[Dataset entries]
BEGIN

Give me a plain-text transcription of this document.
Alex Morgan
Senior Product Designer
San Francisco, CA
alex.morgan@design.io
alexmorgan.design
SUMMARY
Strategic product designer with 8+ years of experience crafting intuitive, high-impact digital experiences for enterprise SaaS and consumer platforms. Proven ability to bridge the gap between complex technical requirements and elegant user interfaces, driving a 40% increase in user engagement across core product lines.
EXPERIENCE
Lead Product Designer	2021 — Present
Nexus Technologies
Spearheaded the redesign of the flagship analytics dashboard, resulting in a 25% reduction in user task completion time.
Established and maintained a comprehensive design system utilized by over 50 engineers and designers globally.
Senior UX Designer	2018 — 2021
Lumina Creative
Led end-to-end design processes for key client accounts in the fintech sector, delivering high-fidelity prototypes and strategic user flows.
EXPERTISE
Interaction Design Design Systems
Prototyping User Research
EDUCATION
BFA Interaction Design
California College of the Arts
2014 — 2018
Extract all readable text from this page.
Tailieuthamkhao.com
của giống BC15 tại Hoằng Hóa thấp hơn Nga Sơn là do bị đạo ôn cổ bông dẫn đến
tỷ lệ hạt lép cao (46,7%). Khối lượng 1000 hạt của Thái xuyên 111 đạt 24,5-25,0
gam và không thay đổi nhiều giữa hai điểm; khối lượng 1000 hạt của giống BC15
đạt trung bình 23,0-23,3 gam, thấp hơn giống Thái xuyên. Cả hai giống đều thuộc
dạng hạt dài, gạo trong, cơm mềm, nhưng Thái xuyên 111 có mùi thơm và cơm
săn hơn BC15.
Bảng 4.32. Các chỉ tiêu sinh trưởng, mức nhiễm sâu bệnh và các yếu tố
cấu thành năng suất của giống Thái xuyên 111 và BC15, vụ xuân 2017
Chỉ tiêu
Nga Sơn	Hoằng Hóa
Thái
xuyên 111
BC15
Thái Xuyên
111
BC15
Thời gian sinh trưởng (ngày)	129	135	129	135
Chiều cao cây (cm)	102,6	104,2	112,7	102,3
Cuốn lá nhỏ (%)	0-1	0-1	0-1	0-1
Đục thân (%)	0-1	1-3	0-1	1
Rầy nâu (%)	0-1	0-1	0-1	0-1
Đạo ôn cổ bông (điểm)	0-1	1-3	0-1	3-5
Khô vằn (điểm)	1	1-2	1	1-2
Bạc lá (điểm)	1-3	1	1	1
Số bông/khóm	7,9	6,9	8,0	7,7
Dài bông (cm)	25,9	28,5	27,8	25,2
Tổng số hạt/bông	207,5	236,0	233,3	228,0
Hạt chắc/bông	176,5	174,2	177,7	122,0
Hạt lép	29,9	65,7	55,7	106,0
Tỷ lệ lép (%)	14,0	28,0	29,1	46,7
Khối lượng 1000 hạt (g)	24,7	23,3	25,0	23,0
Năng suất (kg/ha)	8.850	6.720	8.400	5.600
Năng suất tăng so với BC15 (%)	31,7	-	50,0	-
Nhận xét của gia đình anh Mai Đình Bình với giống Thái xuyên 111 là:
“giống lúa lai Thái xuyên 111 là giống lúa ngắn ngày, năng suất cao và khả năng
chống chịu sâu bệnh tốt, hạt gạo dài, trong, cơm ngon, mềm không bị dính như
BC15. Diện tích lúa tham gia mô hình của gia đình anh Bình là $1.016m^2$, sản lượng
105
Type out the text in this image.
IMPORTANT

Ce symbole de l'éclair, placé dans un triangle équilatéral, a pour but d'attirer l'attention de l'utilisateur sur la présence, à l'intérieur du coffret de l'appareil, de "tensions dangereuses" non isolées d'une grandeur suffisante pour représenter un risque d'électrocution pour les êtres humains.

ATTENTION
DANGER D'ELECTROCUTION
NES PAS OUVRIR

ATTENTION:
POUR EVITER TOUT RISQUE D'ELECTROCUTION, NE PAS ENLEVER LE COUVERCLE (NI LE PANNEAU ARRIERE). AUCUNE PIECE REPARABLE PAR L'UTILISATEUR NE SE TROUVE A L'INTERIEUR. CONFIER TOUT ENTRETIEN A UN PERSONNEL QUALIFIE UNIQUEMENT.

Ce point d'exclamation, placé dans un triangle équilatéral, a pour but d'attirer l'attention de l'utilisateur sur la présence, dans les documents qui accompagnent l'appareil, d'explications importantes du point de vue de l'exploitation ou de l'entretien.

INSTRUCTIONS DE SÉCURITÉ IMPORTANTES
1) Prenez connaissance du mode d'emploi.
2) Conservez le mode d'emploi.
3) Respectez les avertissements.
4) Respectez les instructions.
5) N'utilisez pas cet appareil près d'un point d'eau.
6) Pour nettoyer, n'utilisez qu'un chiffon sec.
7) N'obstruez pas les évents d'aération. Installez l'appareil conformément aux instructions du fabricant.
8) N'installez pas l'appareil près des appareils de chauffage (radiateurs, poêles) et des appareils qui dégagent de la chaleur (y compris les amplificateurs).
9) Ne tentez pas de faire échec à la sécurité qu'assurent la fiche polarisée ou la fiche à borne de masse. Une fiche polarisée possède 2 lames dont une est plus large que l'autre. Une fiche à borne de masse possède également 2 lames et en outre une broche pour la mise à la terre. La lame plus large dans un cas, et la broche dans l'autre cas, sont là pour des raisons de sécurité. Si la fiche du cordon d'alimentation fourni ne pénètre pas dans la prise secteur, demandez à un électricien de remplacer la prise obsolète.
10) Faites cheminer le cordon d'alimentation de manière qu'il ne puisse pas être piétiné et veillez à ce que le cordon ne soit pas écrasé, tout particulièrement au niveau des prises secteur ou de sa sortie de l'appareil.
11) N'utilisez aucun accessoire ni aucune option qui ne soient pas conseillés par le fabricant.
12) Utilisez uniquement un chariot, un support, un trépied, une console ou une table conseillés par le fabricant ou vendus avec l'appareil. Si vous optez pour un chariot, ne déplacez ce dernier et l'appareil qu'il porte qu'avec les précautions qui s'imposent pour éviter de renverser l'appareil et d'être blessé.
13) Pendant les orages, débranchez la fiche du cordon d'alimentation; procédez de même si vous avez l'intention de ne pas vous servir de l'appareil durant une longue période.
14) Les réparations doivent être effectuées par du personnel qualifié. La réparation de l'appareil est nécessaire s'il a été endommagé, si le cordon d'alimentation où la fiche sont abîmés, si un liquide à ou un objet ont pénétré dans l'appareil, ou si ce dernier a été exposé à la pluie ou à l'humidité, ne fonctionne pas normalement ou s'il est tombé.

END

* Requirements *
Pick out every line holding the string "point" and return it.

* Result of the exercise *
Ce point d'exclamation, placé dans un triangle équilatéral, a pour but d'attirer l'attention de l'utilisateur sur la présence, dans les documents qui accompagnent l'appareil, d'explications importantes du point de vue de l'exploitation ou de l'entretien.
5) N'utilisez pas cet appareil près d'un point d'eau.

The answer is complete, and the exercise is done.